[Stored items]
========================
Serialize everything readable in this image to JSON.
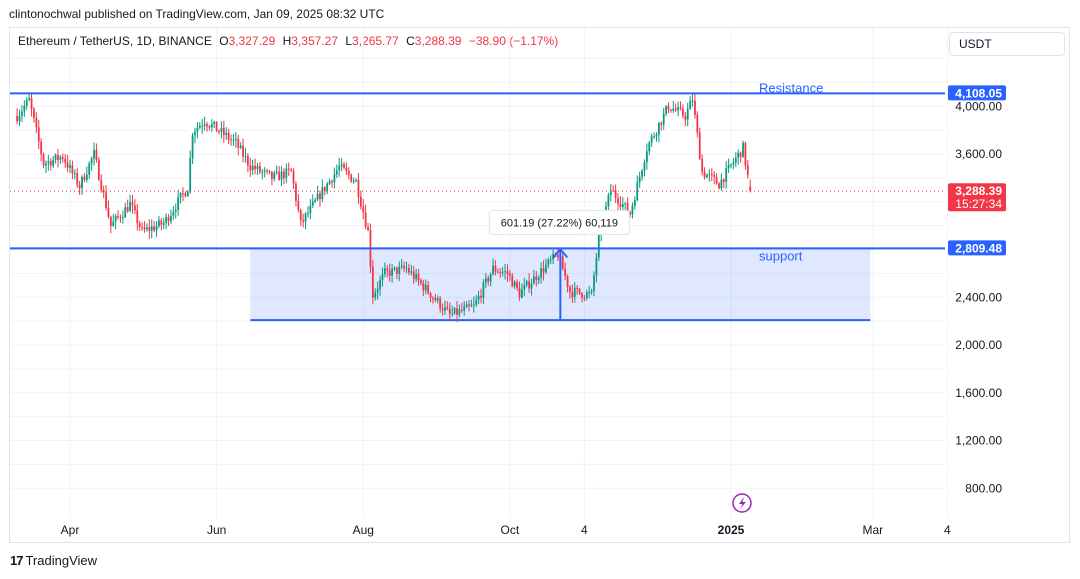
{
  "header": {
    "published": "clintonochwal published on TradingView.com, Jan 09, 2025 08:32 UTC",
    "symbol": "Ethereum / TetherUS, 1D, BINANCE",
    "o_label": "O",
    "o_value": "3,327.29",
    "h_label": "H",
    "h_value": "3,357.27",
    "l_label": "L",
    "l_value": "3,265.77",
    "c_label": "C",
    "c_value": "3,288.39",
    "change": "−38.90 (−1.17%)",
    "currency": "USDT"
  },
  "footer": {
    "brand": "TradingView"
  },
  "colors": {
    "up": "#089981",
    "down": "#f23645",
    "line": "#2962ff",
    "zone": "#2962ff"
  },
  "chart_data": {
    "type": "candlestick",
    "y_ticks": [
      800,
      1200,
      1600,
      2000,
      2400,
      3600,
      4000
    ],
    "y_tick_labels": [
      "800.00",
      "1,200.00",
      "1,600.00",
      "2,000.00",
      "2,400.00",
      "3,600.00",
      "4,000.00"
    ],
    "x_ticks": [
      {
        "date": "2024-04-01",
        "label": "Apr"
      },
      {
        "date": "2024-06-01",
        "label": "Jun"
      },
      {
        "date": "2024-08-01",
        "label": "Aug"
      },
      {
        "date": "2024-10-01",
        "label": "Oct"
      },
      {
        "date": "2024-11-01",
        "label": "4"
      },
      {
        "date": "2025-01-01",
        "label": "2025"
      },
      {
        "date": "2025-03-01",
        "label": "Mar"
      },
      {
        "date": "2025-04-01",
        "label": "4"
      }
    ],
    "price_labels": [
      {
        "value": 4108.05,
        "label": "4,108.05",
        "kind": "line"
      },
      {
        "value": 3288.39,
        "label": "3,288.39",
        "sub": "15:27:34",
        "kind": "last"
      },
      {
        "value": 2809.48,
        "label": "2,809.48",
        "kind": "line"
      }
    ],
    "lines": [
      {
        "name": "resistance",
        "value": 4108.05,
        "label": "Resistance"
      },
      {
        "name": "support",
        "value": 2809.48,
        "label": "support"
      }
    ],
    "zone": {
      "start": "2024-06-15",
      "end": "2025-02-28",
      "top": 2809.48,
      "bottom": 2208.29
    },
    "measure": {
      "date": "2024-10-22",
      "from": 2208.29,
      "to": 2809.48,
      "label": "601.19 (27.22%) 60,119"
    },
    "last_price": 3288.39,
    "keypoints": [
      [
        "2024-03-10",
        3920
      ],
      [
        "2024-03-15",
        4050
      ],
      [
        "2024-03-21",
        3520
      ],
      [
        "2024-03-29",
        3580
      ],
      [
        "2024-04-05",
        3330
      ],
      [
        "2024-04-11",
        3600
      ],
      [
        "2024-04-18",
        3000
      ],
      [
        "2024-04-26",
        3180
      ],
      [
        "2024-05-01",
        2950
      ],
      [
        "2024-05-10",
        3020
      ],
      [
        "2024-05-20",
        3320
      ],
      [
        "2024-05-22",
        3790
      ],
      [
        "2024-05-27",
        3880
      ],
      [
        "2024-06-03",
        3780
      ],
      [
        "2024-06-09",
        3690
      ],
      [
        "2024-06-15",
        3500
      ],
      [
        "2024-06-24",
        3400
      ],
      [
        "2024-07-02",
        3450
      ],
      [
        "2024-07-06",
        3010
      ],
      [
        "2024-07-14",
        3260
      ],
      [
        "2024-07-22",
        3490
      ],
      [
        "2024-07-29",
        3370
      ],
      [
        "2024-08-03",
        2950
      ],
      [
        "2024-08-05",
        2420
      ],
      [
        "2024-08-10",
        2600
      ],
      [
        "2024-08-19",
        2640
      ],
      [
        "2024-08-27",
        2470
      ],
      [
        "2024-09-06",
        2250
      ],
      [
        "2024-09-16",
        2320
      ],
      [
        "2024-09-24",
        2640
      ],
      [
        "2024-09-30",
        2600
      ],
      [
        "2024-10-05",
        2430
      ],
      [
        "2024-10-14",
        2620
      ],
      [
        "2024-10-21",
        2760
      ],
      [
        "2024-10-26",
        2450
      ],
      [
        "2024-11-04",
        2420
      ],
      [
        "2024-11-07",
        2900
      ],
      [
        "2024-11-12",
        3300
      ],
      [
        "2024-11-20",
        3100
      ],
      [
        "2024-11-27",
        3650
      ],
      [
        "2024-12-06",
        4000
      ],
      [
        "2024-12-13",
        3920
      ],
      [
        "2024-12-16",
        4060
      ],
      [
        "2024-12-20",
        3450
      ],
      [
        "2024-12-27",
        3350
      ],
      [
        "2025-01-06",
        3650
      ],
      [
        "2025-01-09",
        3288
      ]
    ]
  }
}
========================
** Exercise requirements **
Pick out and copy the lines of the material that include the word "date".

** Task output **
        "date": "2024-04-01",
        "date": "2024-06-01",
        "date": "2024-08-01",
        "date": "2024-10-01",
        "date": "2024-11-01",
        "date": "2025-01-01",
        "date": "2025-03-01",
        "date": "2025-04-01",
      "date": "2024-10-22",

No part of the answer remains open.